* Set exercise:
Copy the mailing list post about P2P copy offload in NVMe fabrics word for word, from its subject line through its last quoted line.

* Page excerpt:
[PATCH v2 00/10] Copy Offload in NVMe Fabrics with P2P PCI Memory

Benjamin Herrenschmidt benh at au1.ibm.com
Wed Feb 28 19:56:09 PST 2018


On Thu, 2018-03-01 at 14:54 +1100, Benjamin Herrenschmidt wrote:
> On Wed, 2018-02-28 at 16:39 -0700, Logan Gunthorpe wrote:
> > Hi Everyone,
> 
> 
> So Oliver (CC) was having issues getting any of that to work for us.
> 
> The problem is that acccording to him (I didn't double check the latest
> patches) you effectively hotplug the PCIe memory into the system when
> creating struct pages.
> 
> This cannot possibly work for us. First we cannot map PCIe memory as
> cachable. (Note that doing so is a bad idea if you are behind a PLX
> switch anyway since you'd ahve to manage cache coherency in SW).

Note: I think the above means it won't work behind a switch on x86
either, will it ?

> Then our MMIO space is so far away from our memory space that there is
> not enough vmemmap virtual space to be able to do that.
> 
> So this can only work accross achitectures by using something like HMM
> to create special device struct page's.
> 
> Ben.
> 
> 
> > Here's v2 of our series to introduce P2P based copy offload to NVMe
> > fabrics. This version has been rebased onto v4.16-rc3 which already
> > includes Christoph's devpagemap work the previous version was based
> > off as well as a couple of the cleanup patches that were in v1.

* Entries:
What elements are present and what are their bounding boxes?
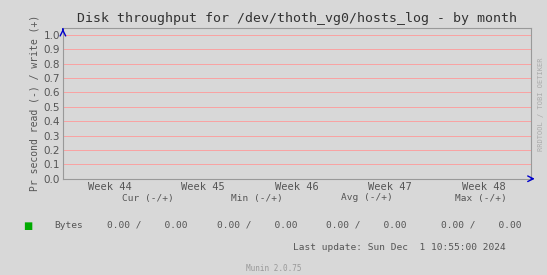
Text: 0.00 /    0.00: 0.00 / 0.00 (441, 221, 522, 230)
Text: 0.00 /    0.00: 0.00 / 0.00 (107, 221, 188, 230)
Y-axis label: Pr second read (-) / write (+): Pr second read (-) / write (+) (30, 15, 39, 191)
Title: Disk throughput for /dev/thoth_vg0/hosts_log - by month: Disk throughput for /dev/thoth_vg0/hosts… (77, 12, 517, 25)
Text: Bytes: Bytes (55, 221, 84, 230)
Text: Munin 2.0.75: Munin 2.0.75 (246, 264, 301, 273)
Text: Last update: Sun Dec  1 10:55:00 2024: Last update: Sun Dec 1 10:55:00 2024 (293, 243, 505, 252)
Text: Min (-/+): Min (-/+) (231, 194, 283, 202)
Text: 0.00 /    0.00: 0.00 / 0.00 (326, 221, 407, 230)
Text: RRDTOOL / TOBI OETIKER: RRDTOOL / TOBI OETIKER (538, 58, 544, 151)
Text: Cur (-/+): Cur (-/+) (122, 194, 173, 202)
Text: Max (-/+): Max (-/+) (456, 194, 507, 202)
Text: ■: ■ (23, 221, 32, 230)
Text: 0.00 /    0.00: 0.00 / 0.00 (217, 221, 298, 230)
Text: Avg (-/+): Avg (-/+) (341, 194, 392, 202)
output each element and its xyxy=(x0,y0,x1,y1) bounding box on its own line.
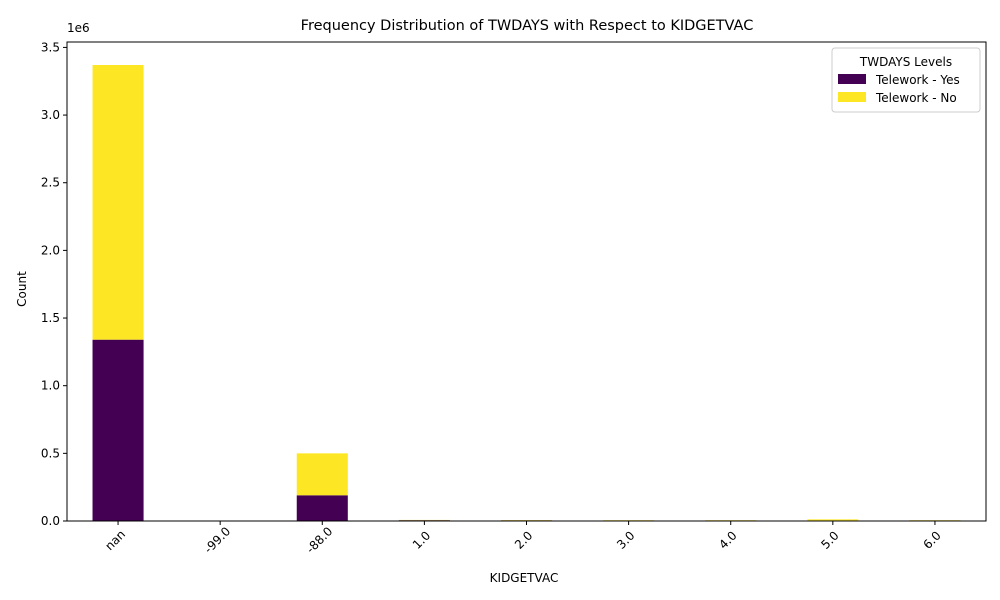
y-tick-label: 0.5 xyxy=(41,446,60,460)
axis-ticks: 0.0 0.5 1.0 1.5 2.0 2.5 3.0 3.5 nan -99.0 -88.0 1.0… xyxy=(41,40,944,556)
x-tick-label: -99.0 xyxy=(201,524,233,556)
x-tick-label: 6.0 xyxy=(920,528,943,551)
bars xyxy=(92,65,961,521)
y-tick-label: 2.0 xyxy=(41,243,60,257)
y-scale-label: 1e6 xyxy=(67,21,90,35)
y-tick-label: 3.0 xyxy=(41,108,60,122)
x-tick-label: 3.0 xyxy=(614,528,637,551)
bar-telework-no-0 xyxy=(92,65,144,340)
legend-label-telework-yes: Telework - Yes xyxy=(875,73,960,87)
plot-frame xyxy=(66,41,987,522)
x-tick-label: 2.0 xyxy=(512,528,535,551)
bar-telework-yes-0 xyxy=(92,339,144,521)
y-tick-label: 2.5 xyxy=(41,176,60,190)
y-tick-label: 3.5 xyxy=(41,40,60,54)
bar-telework-no-7 xyxy=(807,519,859,521)
bar-telework-no-2 xyxy=(296,453,348,496)
legend: TWDAYS Levels Telework - Yes Telework - … xyxy=(831,47,981,113)
y-axis-label: Count xyxy=(15,271,29,307)
legend-swatch-telework-no xyxy=(838,92,866,102)
x-tick-label: 5.0 xyxy=(818,528,841,551)
x-tick-label: 4.0 xyxy=(716,528,739,551)
legend-frame xyxy=(831,47,981,113)
y-tick-label: 1.0 xyxy=(41,379,60,393)
legend-swatch-telework-yes xyxy=(838,74,866,84)
y-tick-label: 0.0 xyxy=(41,514,60,528)
x-tick-label: 1.0 xyxy=(410,528,433,551)
x-axis-label: KIDGETVAC xyxy=(490,571,559,585)
x-tick-label: nan xyxy=(102,527,128,553)
bar-telework-yes-2 xyxy=(296,495,348,521)
legend-label-telework-no: Telework - No xyxy=(875,91,957,105)
x-tick-label: -88.0 xyxy=(304,524,336,556)
y-tick-label: 1.5 xyxy=(41,311,60,325)
chart-title: Frequency Distribution of TWDAYS with Re… xyxy=(301,18,754,34)
legend-title: TWDAYS Levels xyxy=(859,55,952,69)
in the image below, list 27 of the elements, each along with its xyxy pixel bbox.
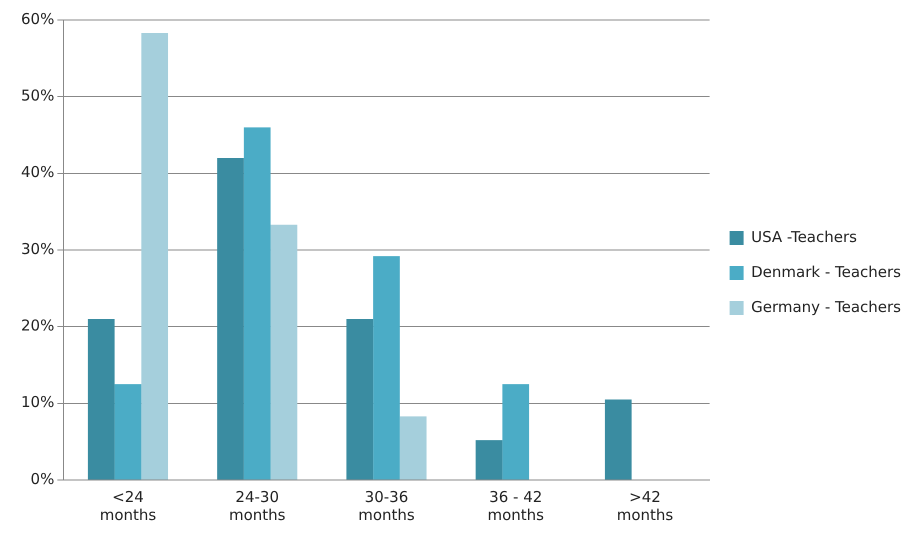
x-tick-label: 24-30 months: [228, 488, 286, 524]
bar: [141, 33, 168, 480]
bar: [604, 400, 632, 480]
x-tick-label: >42 months: [616, 488, 674, 524]
bar: [400, 416, 427, 480]
bar: [217, 158, 244, 480]
bar: [373, 256, 400, 480]
bar: [270, 224, 298, 480]
bar: [88, 319, 115, 480]
bar: [346, 319, 374, 480]
y-tick-label: 30%: [20, 240, 54, 258]
bar: [502, 384, 530, 480]
y-tick-label: 0%: [30, 470, 54, 488]
y-tick-label: 20%: [20, 316, 54, 335]
bar: [114, 384, 142, 480]
legend-label: Germany - Teachers: [751, 298, 902, 316]
x-tick-label: 36 - 42 months: [487, 488, 544, 524]
y-tick-label: 50%: [20, 86, 54, 105]
y-tick-label: 40%: [20, 163, 54, 182]
legend-label: USA -Teachers: [751, 228, 858, 246]
bar: [244, 127, 271, 480]
x-tick-label: 30-36 months: [358, 488, 415, 524]
x-tick-label: <24 months: [100, 488, 156, 524]
bar: [476, 440, 502, 480]
y-tick-label: 60%: [20, 10, 54, 28]
legend-label: Denmark - Teachers: [751, 262, 902, 281]
y-tick-label: 10%: [20, 393, 54, 412]
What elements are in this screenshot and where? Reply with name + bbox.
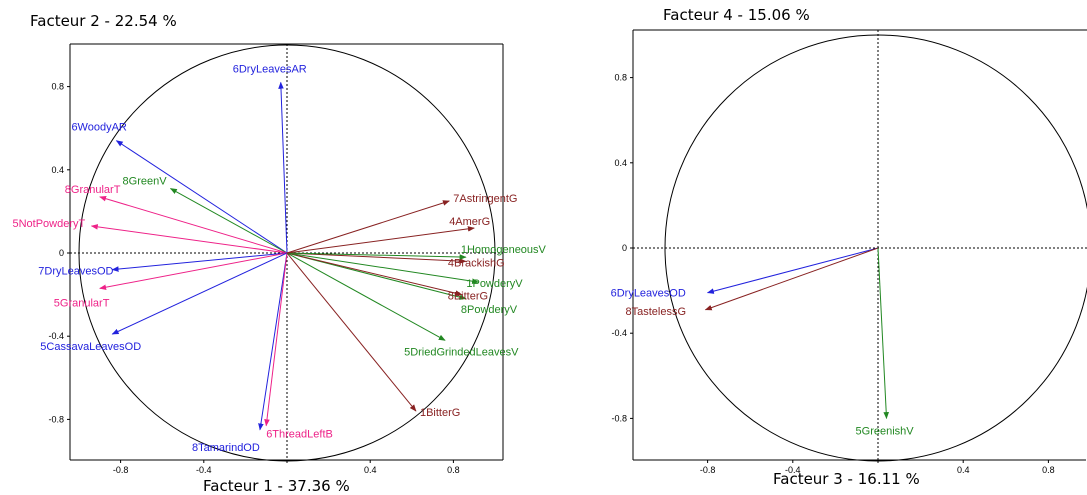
y-tick-label: 0.8 <box>51 82 64 92</box>
vector-arrow <box>90 224 288 254</box>
vector-label: 8BitterG <box>448 291 488 303</box>
y-tick-label: 0.4 <box>614 158 627 168</box>
vector-label: 4AmerG <box>449 216 490 228</box>
vector-arrow <box>286 252 480 284</box>
vector-arrow <box>115 140 288 254</box>
vector-arrow <box>286 226 475 254</box>
unit-circle <box>664 34 1087 462</box>
vector-arrow <box>278 81 288 254</box>
vector-label: 8PowderyV <box>461 304 518 316</box>
vector-label: 5CassavaLeavesOD <box>40 341 141 353</box>
vector-arrow <box>286 252 417 412</box>
vector-arrow <box>286 252 467 264</box>
y-axis-title: Facteur 2 - 22.54 % <box>30 12 177 30</box>
vector-arrow <box>111 252 288 335</box>
y-tick-label: 0.8 <box>614 73 627 83</box>
chart-panel-factors-3-4: Facteur 4 - 15.06 % Facteur 3 - 16.11 % … <box>611 6 1087 488</box>
vector-label: 8GranularT <box>65 184 121 196</box>
x-tick-label: 0.8 <box>447 465 460 475</box>
vector-arrow <box>264 252 288 427</box>
vector-label: 7AstringentG <box>453 193 517 205</box>
y-tick-label: 0.4 <box>51 165 64 175</box>
x-tick-label: 0.4 <box>957 465 970 475</box>
y-tick-label: -0.8 <box>611 413 627 423</box>
vector-label: 4BrackishG <box>448 257 505 269</box>
vector-arrow <box>99 252 288 290</box>
vector-label: 5NotPowderyT <box>12 218 85 230</box>
x-tick-label: -0.8 <box>113 465 129 475</box>
vector-label: 8TamarindOD <box>192 442 260 454</box>
x-tick-label: -0.8 <box>700 465 716 475</box>
vector-label: 8GreenV <box>123 176 168 188</box>
x-tick-label: -0.4 <box>785 465 801 475</box>
y-tick-label: 0 <box>59 248 64 258</box>
y-tick-label: -0.8 <box>48 414 64 424</box>
vector-label: 7DryLeavesOD <box>38 266 113 278</box>
vector-label: 1PowderyV <box>466 278 523 290</box>
vector-arrow <box>258 252 288 431</box>
vector-label: 8TastelessG <box>625 306 686 318</box>
vector-arrow <box>111 252 288 272</box>
vector-arrow <box>704 247 879 311</box>
x-axis-title: Facteur 3 - 16.11 % <box>773 470 920 488</box>
vector-arrow <box>99 195 288 254</box>
vector-arrow <box>286 252 467 300</box>
y-tick-label: 0 <box>622 243 627 253</box>
vector-arrow <box>169 188 288 254</box>
vector-label: 6ThreadLeftB <box>266 429 333 441</box>
vector-arrow <box>286 252 467 260</box>
vector-arrow <box>286 252 463 296</box>
vector-label: 5GranularT <box>54 297 110 309</box>
x-tick-label: -0.4 <box>196 465 212 475</box>
vector-label: 6DryLeavesAR <box>233 63 307 75</box>
x-axis-title: Facteur 1 - 37.36 % <box>203 477 350 495</box>
vector-label: 1BitterG <box>420 407 460 419</box>
y-axis-title: Facteur 4 - 15.06 % <box>663 6 810 24</box>
y-tick-label: -0.4 <box>611 328 627 338</box>
vector-label: 6DryLeavesOD <box>611 288 686 300</box>
x-tick-label: 0.8 <box>1042 465 1055 475</box>
chart-panel-factors-1-2: Facteur 2 - 22.54 % Facteur 1 - 37.36 % … <box>12 12 546 495</box>
vector-label: 1HomogeneousV <box>461 244 547 256</box>
vector-label: 5GreenishV <box>856 425 915 437</box>
vector-label: 6WoodyAR <box>71 122 126 134</box>
vector-arrow <box>706 247 879 294</box>
vector-label: 5DriedGrindedLeavesV <box>404 346 519 358</box>
vector-arrow <box>286 252 446 341</box>
x-tick-label: 0.4 <box>364 465 377 475</box>
vector-arrow <box>877 247 890 420</box>
vector-arrow <box>286 200 450 254</box>
y-tick-label: -0.4 <box>48 331 64 341</box>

* Task answer:
[PATCH v2 00/10] Copy Offload in NVMe Fabrics with P2P PCI Memory

Benjamin Herrenschmidt benh at au1.ibm.com
Wed Feb 28 19:56:09 PST 2018


On Thu, 2018-03-01 at 14:54 +1100, Benjamin Herrenschmidt wrote:
> On Wed, 2018-02-28 at 16:39 -0700, Logan Gunthorpe wrote:
> > Hi Everyone,
> 
> 
> So Oliver (CC) was having issues getting any of that to work for us.
> 
> The problem is that acccording to him (I didn't double check the latest
> patches) you effectively hotplug the PCIe memory into the system when
> creating struct pages.
> 
> This cannot possibly work for us. First we cannot map PCIe memory as
> cachable. (Note that doing so is a bad idea if you are behind a PLX
> switch anyway since you'd ahve to manage cache coherency in SW).

Note: I think the above means it won't work behind a switch on x86
either, will it ?

> Then our MMIO space is so far away from our memory space that there is
> not enough vmemmap virtual space to be able to do that.
> 
> So this can only work accross achitectures by using something like HMM
> to create special device struct page's.
> 
> Ben.
> 
> 
> > Here's v2 of our series to introduce P2P based copy offload to NVMe
> > fabrics. This version has been rebased onto v4.16-rc3 which already
> > includes Christoph's devpagemap work the previous version was based
> > off as well as a couple of the cleanup patches that were in v1.